**Exercise brief:** Could you give the data below again, exactly and completely?

----

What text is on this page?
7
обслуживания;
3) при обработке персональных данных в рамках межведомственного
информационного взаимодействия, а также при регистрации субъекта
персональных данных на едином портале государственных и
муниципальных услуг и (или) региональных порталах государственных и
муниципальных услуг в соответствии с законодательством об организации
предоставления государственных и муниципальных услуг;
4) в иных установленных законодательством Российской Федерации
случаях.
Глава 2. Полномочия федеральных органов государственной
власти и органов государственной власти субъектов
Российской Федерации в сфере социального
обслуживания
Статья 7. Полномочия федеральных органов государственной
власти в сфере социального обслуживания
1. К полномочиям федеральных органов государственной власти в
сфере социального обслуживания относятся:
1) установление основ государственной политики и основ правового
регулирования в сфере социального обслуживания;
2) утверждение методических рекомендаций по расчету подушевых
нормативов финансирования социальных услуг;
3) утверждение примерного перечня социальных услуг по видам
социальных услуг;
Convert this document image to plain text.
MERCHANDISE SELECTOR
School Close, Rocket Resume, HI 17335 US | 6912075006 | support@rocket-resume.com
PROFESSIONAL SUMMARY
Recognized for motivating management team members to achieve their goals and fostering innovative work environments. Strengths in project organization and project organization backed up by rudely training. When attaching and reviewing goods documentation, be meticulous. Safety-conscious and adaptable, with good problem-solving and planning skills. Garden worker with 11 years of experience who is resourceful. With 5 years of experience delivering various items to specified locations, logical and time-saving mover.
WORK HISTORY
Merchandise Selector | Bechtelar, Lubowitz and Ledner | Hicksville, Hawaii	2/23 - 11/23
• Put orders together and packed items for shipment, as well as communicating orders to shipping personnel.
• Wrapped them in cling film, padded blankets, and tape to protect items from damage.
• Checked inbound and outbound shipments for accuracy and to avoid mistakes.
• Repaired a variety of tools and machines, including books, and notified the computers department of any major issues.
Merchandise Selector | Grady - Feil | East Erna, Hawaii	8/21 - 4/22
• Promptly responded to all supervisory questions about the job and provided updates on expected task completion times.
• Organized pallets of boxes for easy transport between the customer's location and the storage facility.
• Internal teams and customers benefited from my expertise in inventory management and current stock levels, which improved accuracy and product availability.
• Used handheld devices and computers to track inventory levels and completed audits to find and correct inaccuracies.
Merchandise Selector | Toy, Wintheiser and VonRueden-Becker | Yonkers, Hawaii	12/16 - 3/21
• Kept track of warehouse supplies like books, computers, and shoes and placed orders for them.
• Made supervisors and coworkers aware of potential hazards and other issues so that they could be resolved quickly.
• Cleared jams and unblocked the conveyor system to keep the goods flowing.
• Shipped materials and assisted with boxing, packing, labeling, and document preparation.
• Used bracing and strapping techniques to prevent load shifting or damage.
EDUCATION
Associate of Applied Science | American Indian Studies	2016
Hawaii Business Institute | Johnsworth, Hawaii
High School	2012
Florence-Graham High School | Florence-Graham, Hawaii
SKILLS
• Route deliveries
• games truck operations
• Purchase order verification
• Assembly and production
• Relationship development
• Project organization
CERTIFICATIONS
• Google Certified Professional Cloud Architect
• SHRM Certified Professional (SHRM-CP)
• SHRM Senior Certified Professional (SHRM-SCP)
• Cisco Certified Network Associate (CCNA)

----

**Answer to the task:**
What text is on this page?
7
обслуживания;
3) при обработке персональных данных в рамках межведомственного
информационного взаимодействия, а также при регистрации субъекта
персональных данных на едином портале государственных и
муниципальных услуг и (или) региональных порталах государственных и
муниципальных услуг в соответствии с законодательством об организации
предоставления государственных и муниципальных услуг;
4) в иных установленных законодательством Российской Федерации
случаях.
Глава 2. Полномочия федеральных органов государственной
власти и органов государственной власти субъектов
Российской Федерации в сфере социального
обслуживания
Статья 7. Полномочия федеральных органов государственной
власти в сфере социального обслуживания
1. К полномочиям федеральных органов государственной власти в
сфере социального обслуживания относятся:
1) установление основ государственной политики и основ правового
регулирования в сфере социального обслуживания;
2) утверждение методических рекомендаций по расчету подушевых
нормативов финансирования социальных услуг;
3) утверждение примерного перечня социальных услуг по видам
социальных услуг;
Convert this document image to plain text.
MERCHANDISE SELECTOR
School Close, Rocket Resume, HI 17335 US | 6912075006 | support@rocket-resume.com
PROFESSIONAL SUMMARY
Recognized for motivating management team members to achieve their goals and fostering innovative work environments. Strengths in project organization and project organization backed up by rudely training. When attaching and reviewing goods documentation, be meticulous. Safety-conscious and adaptable, with good problem-solving and planning skills. Garden worker with 11 years of experience who is resourceful. With 5 years of experience delivering various items to specified locations, logical and time-saving mover.
WORK HISTORY
Merchandise Selector | Bechtelar, Lubowitz and Ledner | Hicksville, Hawaii	2/23 - 11/23
• Put orders together and packed items for shipment, as well as communicating orders to shipping personnel.
• Wrapped them in cling film, padded blankets, and tape to protect items from damage.
• Checked inbound and outbound shipments for accuracy and to avoid mistakes.
• Repaired a variety of tools and machines, including books, and notified the computers department of any major issues.
Merchandise Selector | Grady - Feil | East Erna, Hawaii	8/21 - 4/22
• Promptly responded to all supervisory questions about the job and provided updates on expected task completion times.
• Organized pallets of boxes for easy transport between the customer's location and the storage facility.
• Internal teams and customers benefited from my expertise in inventory management and current stock levels, which improved accuracy and product availability.
• Used handheld devices and computers to track inventory levels and completed audits to find and correct inaccuracies.
Merchandise Selector | Toy, Wintheiser and VonRueden-Becker | Yonkers, Hawaii	12/16 - 3/21
• Kept track of warehouse supplies like books, computers, and shoes and placed orders for them.
• Made supervisors and coworkers aware of potential hazards and other issues so that they could be resolved quickly.
• Cleared jams and unblocked the conveyor system to keep the goods flowing.
• Shipped materials and assisted with boxing, packing, labeling, and document preparation.
• Used bracing and strapping techniques to prevent load shifting or damage.
EDUCATION
Associate of Applied Science | American Indian Studies	2016
Hawaii Business Institute | Johnsworth, Hawaii
High School	2012
Florence-Graham High School | Florence-Graham, Hawaii
SKILLS
• Route deliveries
• games truck operations
• Purchase order verification
• Assembly and production
• Relationship development
• Project organization
CERTIFICATIONS
• Google Certified Professional Cloud Architect
• SHRM Certified Professional (SHRM-CP)
• SHRM Senior Certified Professional (SHRM-SCP)
• Cisco Certified Network Associate (CCNA)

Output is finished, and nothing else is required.